§ **Challenge**:
Repeat each line exactly as it is written.

Part of a data file:
────

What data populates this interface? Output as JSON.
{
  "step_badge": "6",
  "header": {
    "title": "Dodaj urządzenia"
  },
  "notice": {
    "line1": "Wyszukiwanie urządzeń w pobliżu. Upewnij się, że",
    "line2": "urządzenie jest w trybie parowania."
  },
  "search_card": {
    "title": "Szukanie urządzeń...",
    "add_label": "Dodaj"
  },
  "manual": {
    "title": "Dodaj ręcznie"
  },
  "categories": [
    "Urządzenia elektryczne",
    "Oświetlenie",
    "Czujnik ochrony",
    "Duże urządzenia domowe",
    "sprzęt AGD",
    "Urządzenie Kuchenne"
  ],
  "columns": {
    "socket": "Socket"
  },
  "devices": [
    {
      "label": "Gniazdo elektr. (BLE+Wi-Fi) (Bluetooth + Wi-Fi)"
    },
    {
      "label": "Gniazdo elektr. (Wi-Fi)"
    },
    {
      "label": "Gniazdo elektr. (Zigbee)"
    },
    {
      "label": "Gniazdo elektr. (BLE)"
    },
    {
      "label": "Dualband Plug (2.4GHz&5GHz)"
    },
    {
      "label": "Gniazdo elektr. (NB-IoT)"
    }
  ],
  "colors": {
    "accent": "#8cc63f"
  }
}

────

§ **The solution**:
What data populates this interface? Output as JSON.
{
  "step_badge": "6",
  "header": {
    "title": "Dodaj urządzenia"
  },
  "notice": {
    "line1": "Wyszukiwanie urządzeń w pobliżu. Upewnij się, że",
    "line2": "urządzenie jest w trybie parowania."
  },
  "search_card": {
    "title": "Szukanie urządzeń...",
    "add_label": "Dodaj"
  },
  "manual": {
    "title": "Dodaj ręcznie"
  },
  "categories": [
    "Urządzenia elektryczne",
    "Oświetlenie",
    "Czujnik ochrony",
    "Duże urządzenia domowe",
    "sprzęt AGD",
    "Urządzenie Kuchenne"
  ],
  "columns": {
    "socket": "Socket"
  },
  "devices": [
    {
      "label": "Gniazdo elektr. (BLE+Wi-Fi) (Bluetooth + Wi-Fi)"
    },
    {
      "label": "Gniazdo elektr. (Wi-Fi)"
    },
    {
      "label": "Gniazdo elektr. (Zigbee)"
    },
    {
      "label": "Gniazdo elektr. (BLE)"
    },
    {
      "label": "Dualband Plug (2.4GHz&5GHz)"
    },
    {
      "label": "Gniazdo elektr. (NB-IoT)"
    }
  ],
  "colors": {
    "accent": "#8cc63f"
  }
}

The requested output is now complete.